> _EXERCISE INSTRUCTIONS_
Locate each line below that includes "μεγάλην" and reproduce it.

Saved entries:
★ ★ ★ ★
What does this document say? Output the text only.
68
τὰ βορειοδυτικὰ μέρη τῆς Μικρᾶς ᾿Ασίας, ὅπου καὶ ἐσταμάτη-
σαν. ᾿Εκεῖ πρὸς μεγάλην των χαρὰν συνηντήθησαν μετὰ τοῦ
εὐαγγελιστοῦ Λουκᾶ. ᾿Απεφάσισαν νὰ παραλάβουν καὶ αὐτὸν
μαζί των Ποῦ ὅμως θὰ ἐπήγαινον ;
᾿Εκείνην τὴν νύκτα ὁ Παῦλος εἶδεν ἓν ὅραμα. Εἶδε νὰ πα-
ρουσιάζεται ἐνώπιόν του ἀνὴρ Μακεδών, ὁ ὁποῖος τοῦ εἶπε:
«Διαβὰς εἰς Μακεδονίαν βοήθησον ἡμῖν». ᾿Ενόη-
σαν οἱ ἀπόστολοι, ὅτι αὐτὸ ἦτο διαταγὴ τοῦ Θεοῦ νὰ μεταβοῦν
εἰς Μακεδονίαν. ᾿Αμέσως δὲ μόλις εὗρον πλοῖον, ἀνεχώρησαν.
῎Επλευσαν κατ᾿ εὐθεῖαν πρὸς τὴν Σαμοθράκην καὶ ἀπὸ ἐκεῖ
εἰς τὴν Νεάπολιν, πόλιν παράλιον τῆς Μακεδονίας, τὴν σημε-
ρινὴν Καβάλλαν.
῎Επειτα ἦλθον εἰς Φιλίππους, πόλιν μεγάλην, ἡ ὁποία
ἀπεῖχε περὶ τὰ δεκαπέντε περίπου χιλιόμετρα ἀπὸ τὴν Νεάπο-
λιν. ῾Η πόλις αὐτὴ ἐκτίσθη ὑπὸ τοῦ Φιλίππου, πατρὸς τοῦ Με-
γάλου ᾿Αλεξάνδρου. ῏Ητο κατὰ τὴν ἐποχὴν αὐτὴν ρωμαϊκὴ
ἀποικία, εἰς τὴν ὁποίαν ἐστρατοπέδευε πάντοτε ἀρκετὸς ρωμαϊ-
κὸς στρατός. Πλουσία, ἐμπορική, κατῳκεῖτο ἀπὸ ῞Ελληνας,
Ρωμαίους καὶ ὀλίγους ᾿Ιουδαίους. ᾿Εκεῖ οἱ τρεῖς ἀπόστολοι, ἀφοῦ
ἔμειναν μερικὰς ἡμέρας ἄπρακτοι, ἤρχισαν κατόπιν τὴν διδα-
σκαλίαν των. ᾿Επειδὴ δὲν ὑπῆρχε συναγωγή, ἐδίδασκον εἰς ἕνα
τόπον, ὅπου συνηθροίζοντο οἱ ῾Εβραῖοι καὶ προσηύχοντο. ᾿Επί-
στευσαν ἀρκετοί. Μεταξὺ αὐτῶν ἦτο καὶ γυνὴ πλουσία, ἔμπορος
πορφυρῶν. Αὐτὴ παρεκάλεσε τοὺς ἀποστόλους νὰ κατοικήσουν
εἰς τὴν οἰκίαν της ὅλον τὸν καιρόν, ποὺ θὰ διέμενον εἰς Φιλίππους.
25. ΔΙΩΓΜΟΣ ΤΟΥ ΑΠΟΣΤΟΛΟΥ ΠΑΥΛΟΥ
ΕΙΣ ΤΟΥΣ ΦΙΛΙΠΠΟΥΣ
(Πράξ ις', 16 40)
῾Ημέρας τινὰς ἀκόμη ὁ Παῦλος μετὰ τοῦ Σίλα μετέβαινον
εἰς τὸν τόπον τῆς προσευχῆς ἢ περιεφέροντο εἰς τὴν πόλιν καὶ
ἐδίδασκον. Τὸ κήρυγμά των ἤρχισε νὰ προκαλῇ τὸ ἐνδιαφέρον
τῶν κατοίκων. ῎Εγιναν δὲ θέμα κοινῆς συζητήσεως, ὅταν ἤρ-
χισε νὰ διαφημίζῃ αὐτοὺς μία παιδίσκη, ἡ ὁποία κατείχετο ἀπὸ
★ ★ ★ ★
> _RESPONSE TO THIS EXERCISE_
σαν. ᾿Εκεῖ πρὸς μεγάλην των χαρὰν συνηντήθησαν μετὰ τοῦ
῎Επειτα ἦλθον εἰς Φιλίππους, πόλιν μεγάλην, ἡ ὁποία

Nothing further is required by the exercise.